• **REQUIREMENTS**:
Write out the listing beneath this instruction in its entirety, exactly as it reads.

·····

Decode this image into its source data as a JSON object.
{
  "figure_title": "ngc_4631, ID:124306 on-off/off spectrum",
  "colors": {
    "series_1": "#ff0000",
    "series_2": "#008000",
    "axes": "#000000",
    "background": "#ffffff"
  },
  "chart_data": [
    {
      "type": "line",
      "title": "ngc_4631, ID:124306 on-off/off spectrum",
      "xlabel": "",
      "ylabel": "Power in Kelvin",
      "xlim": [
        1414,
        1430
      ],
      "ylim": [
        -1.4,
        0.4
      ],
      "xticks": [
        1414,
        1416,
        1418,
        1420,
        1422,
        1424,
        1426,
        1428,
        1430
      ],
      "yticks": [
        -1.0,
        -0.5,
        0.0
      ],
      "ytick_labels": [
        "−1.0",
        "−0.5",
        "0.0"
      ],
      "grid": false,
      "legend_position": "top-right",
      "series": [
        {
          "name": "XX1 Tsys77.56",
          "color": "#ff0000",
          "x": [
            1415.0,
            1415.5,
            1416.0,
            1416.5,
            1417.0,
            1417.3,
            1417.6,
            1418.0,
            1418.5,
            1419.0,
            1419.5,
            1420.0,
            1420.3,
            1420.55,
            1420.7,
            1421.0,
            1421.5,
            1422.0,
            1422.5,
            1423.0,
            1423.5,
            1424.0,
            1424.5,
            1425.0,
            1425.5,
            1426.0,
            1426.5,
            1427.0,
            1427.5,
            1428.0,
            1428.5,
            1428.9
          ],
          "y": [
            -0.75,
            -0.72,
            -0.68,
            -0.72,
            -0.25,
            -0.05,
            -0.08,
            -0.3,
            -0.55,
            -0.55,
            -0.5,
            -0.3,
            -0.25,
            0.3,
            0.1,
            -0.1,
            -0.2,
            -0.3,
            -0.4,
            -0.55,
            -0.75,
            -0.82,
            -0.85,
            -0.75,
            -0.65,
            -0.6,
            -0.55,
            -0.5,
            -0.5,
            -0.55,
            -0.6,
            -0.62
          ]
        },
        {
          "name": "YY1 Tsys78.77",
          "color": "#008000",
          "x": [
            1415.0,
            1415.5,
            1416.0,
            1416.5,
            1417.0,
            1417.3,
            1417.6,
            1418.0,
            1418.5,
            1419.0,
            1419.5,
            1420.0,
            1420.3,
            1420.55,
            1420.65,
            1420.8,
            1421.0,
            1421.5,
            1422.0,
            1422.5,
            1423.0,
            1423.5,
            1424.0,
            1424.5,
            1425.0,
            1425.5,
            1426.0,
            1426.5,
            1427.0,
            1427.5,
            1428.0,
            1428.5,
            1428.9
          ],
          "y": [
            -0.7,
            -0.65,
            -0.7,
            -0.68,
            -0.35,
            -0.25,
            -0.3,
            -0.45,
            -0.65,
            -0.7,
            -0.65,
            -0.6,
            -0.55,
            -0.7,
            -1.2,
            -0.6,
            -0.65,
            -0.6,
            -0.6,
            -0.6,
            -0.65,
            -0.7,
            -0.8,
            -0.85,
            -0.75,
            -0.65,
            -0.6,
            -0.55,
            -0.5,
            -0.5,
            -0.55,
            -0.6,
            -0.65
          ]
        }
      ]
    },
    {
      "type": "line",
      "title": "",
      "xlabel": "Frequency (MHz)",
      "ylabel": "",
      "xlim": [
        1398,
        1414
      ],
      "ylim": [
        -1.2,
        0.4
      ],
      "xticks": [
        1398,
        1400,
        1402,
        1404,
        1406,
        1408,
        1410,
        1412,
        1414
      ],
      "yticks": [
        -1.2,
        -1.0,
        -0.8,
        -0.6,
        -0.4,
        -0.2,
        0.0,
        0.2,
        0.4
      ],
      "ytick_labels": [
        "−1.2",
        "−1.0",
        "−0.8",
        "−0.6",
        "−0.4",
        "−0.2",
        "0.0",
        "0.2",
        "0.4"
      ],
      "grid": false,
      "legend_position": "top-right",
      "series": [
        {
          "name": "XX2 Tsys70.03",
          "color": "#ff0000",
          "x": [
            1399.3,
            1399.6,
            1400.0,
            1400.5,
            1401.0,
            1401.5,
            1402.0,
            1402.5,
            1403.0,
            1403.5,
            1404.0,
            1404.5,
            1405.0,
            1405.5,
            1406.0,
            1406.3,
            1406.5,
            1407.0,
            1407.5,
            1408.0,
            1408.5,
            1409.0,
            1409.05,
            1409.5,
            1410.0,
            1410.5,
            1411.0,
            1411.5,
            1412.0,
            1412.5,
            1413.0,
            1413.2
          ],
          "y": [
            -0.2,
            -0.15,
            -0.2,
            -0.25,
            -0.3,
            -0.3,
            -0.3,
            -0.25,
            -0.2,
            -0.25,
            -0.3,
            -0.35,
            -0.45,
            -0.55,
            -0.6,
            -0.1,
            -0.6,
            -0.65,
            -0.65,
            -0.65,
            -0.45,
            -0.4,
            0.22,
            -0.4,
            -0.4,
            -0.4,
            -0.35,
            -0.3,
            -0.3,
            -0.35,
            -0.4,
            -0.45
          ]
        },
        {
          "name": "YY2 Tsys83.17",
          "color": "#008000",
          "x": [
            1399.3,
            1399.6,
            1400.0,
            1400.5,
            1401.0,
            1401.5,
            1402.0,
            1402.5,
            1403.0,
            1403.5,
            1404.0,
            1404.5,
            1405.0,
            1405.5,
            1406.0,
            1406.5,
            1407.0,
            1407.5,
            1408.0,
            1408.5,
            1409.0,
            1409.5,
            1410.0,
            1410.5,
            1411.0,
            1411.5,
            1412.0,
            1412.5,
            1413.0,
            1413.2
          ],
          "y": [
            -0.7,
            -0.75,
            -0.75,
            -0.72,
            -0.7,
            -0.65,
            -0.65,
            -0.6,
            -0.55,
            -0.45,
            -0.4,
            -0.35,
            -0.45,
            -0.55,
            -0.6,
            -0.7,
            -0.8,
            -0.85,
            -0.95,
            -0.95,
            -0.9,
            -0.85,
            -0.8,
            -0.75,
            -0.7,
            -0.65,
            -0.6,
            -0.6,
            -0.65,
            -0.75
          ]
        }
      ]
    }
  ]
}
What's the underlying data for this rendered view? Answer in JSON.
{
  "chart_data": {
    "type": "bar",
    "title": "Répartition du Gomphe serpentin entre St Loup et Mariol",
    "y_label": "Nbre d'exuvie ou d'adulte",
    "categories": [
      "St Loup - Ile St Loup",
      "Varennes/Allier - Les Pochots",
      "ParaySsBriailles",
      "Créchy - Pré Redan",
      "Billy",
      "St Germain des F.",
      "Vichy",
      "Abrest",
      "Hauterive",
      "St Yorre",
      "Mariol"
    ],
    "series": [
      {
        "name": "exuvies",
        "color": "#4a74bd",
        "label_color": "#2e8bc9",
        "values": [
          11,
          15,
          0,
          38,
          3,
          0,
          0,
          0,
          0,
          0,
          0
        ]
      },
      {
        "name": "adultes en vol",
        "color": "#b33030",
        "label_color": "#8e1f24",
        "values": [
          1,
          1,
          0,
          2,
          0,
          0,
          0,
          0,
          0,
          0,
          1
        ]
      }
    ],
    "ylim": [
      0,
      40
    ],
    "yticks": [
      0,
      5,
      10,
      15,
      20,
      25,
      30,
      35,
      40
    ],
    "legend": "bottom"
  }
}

·····

• **FINAL RESULT**:
Decode this image into its source data as a JSON object.
{
  "figure_title": "ngc_4631, ID:124306 on-off/off spectrum",
  "colors": {
    "series_1": "#ff0000",
    "series_2": "#008000",
    "axes": "#000000",
    "background": "#ffffff"
  },
  "chart_data": [
    {
      "type": "line",
      "title": "ngc_4631, ID:124306 on-off/off spectrum",
      "xlabel": "",
      "ylabel": "Power in Kelvin",
      "xlim": [
        1414,
        1430
      ],
      "ylim": [
        -1.4,
        0.4
      ],
      "xticks": [
        1414,
        1416,
        1418,
        1420,
        1422,
        1424,
        1426,
        1428,
        1430
      ],
      "yticks": [
        -1.0,
        -0.5,
        0.0
      ],
      "ytick_labels": [
        "−1.0",
        "−0.5",
        "0.0"
      ],
      "grid": false,
      "legend_position": "top-right",
      "series": [
        {
          "name": "XX1 Tsys77.56",
          "color": "#ff0000",
          "x": [
            1415.0,
            1415.5,
            1416.0,
            1416.5,
            1417.0,
            1417.3,
            1417.6,
            1418.0,
            1418.5,
            1419.0,
            1419.5,
            1420.0,
            1420.3,
            1420.55,
            1420.7,
            1421.0,
            1421.5,
            1422.0,
            1422.5,
            1423.0,
            1423.5,
            1424.0,
            1424.5,
            1425.0,
            1425.5,
            1426.0,
            1426.5,
            1427.0,
            1427.5,
            1428.0,
            1428.5,
            1428.9
          ],
          "y": [
            -0.75,
            -0.72,
            -0.68,
            -0.72,
            -0.25,
            -0.05,
            -0.08,
            -0.3,
            -0.55,
            -0.55,
            -0.5,
            -0.3,
            -0.25,
            0.3,
            0.1,
            -0.1,
            -0.2,
            -0.3,
            -0.4,
            -0.55,
            -0.75,
            -0.82,
            -0.85,
            -0.75,
            -0.65,
            -0.6,
            -0.55,
            -0.5,
            -0.5,
            -0.55,
            -0.6,
            -0.62
          ]
        },
        {
          "name": "YY1 Tsys78.77",
          "color": "#008000",
          "x": [
            1415.0,
            1415.5,
            1416.0,
            1416.5,
            1417.0,
            1417.3,
            1417.6,
            1418.0,
            1418.5,
            1419.0,
            1419.5,
            1420.0,
            1420.3,
            1420.55,
            1420.65,
            1420.8,
            1421.0,
            1421.5,
            1422.0,
            1422.5,
            1423.0,
            1423.5,
            1424.0,
            1424.5,
            1425.0,
            1425.5,
            1426.0,
            1426.5,
            1427.0,
            1427.5,
            1428.0,
            1428.5,
            1428.9
          ],
          "y": [
            -0.7,
            -0.65,
            -0.7,
            -0.68,
            -0.35,
            -0.25,
            -0.3,
            -0.45,
            -0.65,
            -0.7,
            -0.65,
            -0.6,
            -0.55,
            -0.7,
            -1.2,
            -0.6,
            -0.65,
            -0.6,
            -0.6,
            -0.6,
            -0.65,
            -0.7,
            -0.8,
            -0.85,
            -0.75,
            -0.65,
            -0.6,
            -0.55,
            -0.5,
            -0.5,
            -0.55,
            -0.6,
            -0.65
          ]
        }
      ]
    },
    {
      "type": "line",
      "title": "",
      "xlabel": "Frequency (MHz)",
      "ylabel": "",
      "xlim": [
        1398,
        1414
      ],
      "ylim": [
        -1.2,
        0.4
      ],
      "xticks": [
        1398,
        1400,
        1402,
        1404,
        1406,
        1408,
        1410,
        1412,
        1414
      ],
      "yticks": [
        -1.2,
        -1.0,
        -0.8,
        -0.6,
        -0.4,
        -0.2,
        0.0,
        0.2,
        0.4
      ],
      "ytick_labels": [
        "−1.2",
        "−1.0",
        "−0.8",
        "−0.6",
        "−0.4",
        "−0.2",
        "0.0",
        "0.2",
        "0.4"
      ],
      "grid": false,
      "legend_position": "top-right",
      "series": [
        {
          "name": "XX2 Tsys70.03",
          "color": "#ff0000",
          "x": [
            1399.3,
            1399.6,
            1400.0,
            1400.5,
            1401.0,
            1401.5,
            1402.0,
            1402.5,
            1403.0,
            1403.5,
            1404.0,
            1404.5,
            1405.0,
            1405.5,
            1406.0,
            1406.3,
            1406.5,
            1407.0,
            1407.5,
            1408.0,
            1408.5,
            1409.0,
            1409.05,
            1409.5,
            1410.0,
            1410.5,
            1411.0,
            1411.5,
            1412.0,
            1412.5,
            1413.0,
            1413.2
          ],
          "y": [
            -0.2,
            -0.15,
            -0.2,
            -0.25,
            -0.3,
            -0.3,
            -0.3,
            -0.25,
            -0.2,
            -0.25,
            -0.3,
            -0.35,
            -0.45,
            -0.55,
            -0.6,
            -0.1,
            -0.6,
            -0.65,
            -0.65,
            -0.65,
            -0.45,
            -0.4,
            0.22,
            -0.4,
            -0.4,
            -0.4,
            -0.35,
            -0.3,
            -0.3,
            -0.35,
            -0.4,
            -0.45
          ]
        },
        {
          "name": "YY2 Tsys83.17",
          "color": "#008000",
          "x": [
            1399.3,
            1399.6,
            1400.0,
            1400.5,
            1401.0,
            1401.5,
            1402.0,
            1402.5,
            1403.0,
            1403.5,
            1404.0,
            1404.5,
            1405.0,
            1405.5,
            1406.0,
            1406.5,
            1407.0,
            1407.5,
            1408.0,
            1408.5,
            1409.0,
            1409.5,
            1410.0,
            1410.5,
            1411.0,
            1411.5,
            1412.0,
            1412.5,
            1413.0,
            1413.2
          ],
          "y": [
            -0.7,
            -0.75,
            -0.75,
            -0.72,
            -0.7,
            -0.65,
            -0.65,
            -0.6,
            -0.55,
            -0.45,
            -0.4,
            -0.35,
            -0.45,
            -0.55,
            -0.6,
            -0.7,
            -0.8,
            -0.85,
            -0.95,
            -0.95,
            -0.9,
            -0.85,
            -0.8,
            -0.75,
            -0.7,
            -0.65,
            -0.6,
            -0.6,
            -0.65,
            -0.75
          ]
        }
      ]
    }
  ]
}
What's the underlying data for this rendered view? Answer in JSON.
{
  "chart_data": {
    "type": "bar",
    "title": "Répartition du Gomphe serpentin entre St Loup et Mariol",
    "y_label": "Nbre d'exuvie ou d'adulte",
    "categories": [
      "St Loup - Ile St Loup",
      "Varennes/Allier - Les Pochots",
      "ParaySsBriailles",
      "Créchy - Pré Redan",
      "Billy",
      "St Germain des F.",
      "Vichy",
      "Abrest",
      "Hauterive",
      "St Yorre",
      "Mariol"
    ],
    "series": [
      {
        "name": "exuvies",
        "color": "#4a74bd",
        "label_color": "#2e8bc9",
        "values": [
          11,
          15,
          0,
          38,
          3,
          0,
          0,
          0,
          0,
          0,
          0
        ]
      },
      {
        "name": "adultes en vol",
        "color": "#b33030",
        "label_color": "#8e1f24",
        "values": [
          1,
          1,
          0,
          2,
          0,
          0,
          0,
          0,
          0,
          0,
          1
        ]
      }
    ],
    "ylim": [
      0,
      40
    ],
    "yticks": [
      0,
      5,
      10,
      15,
      20,
      25,
      30,
      35,
      40
    ],
    "legend": "bottom"
  }
}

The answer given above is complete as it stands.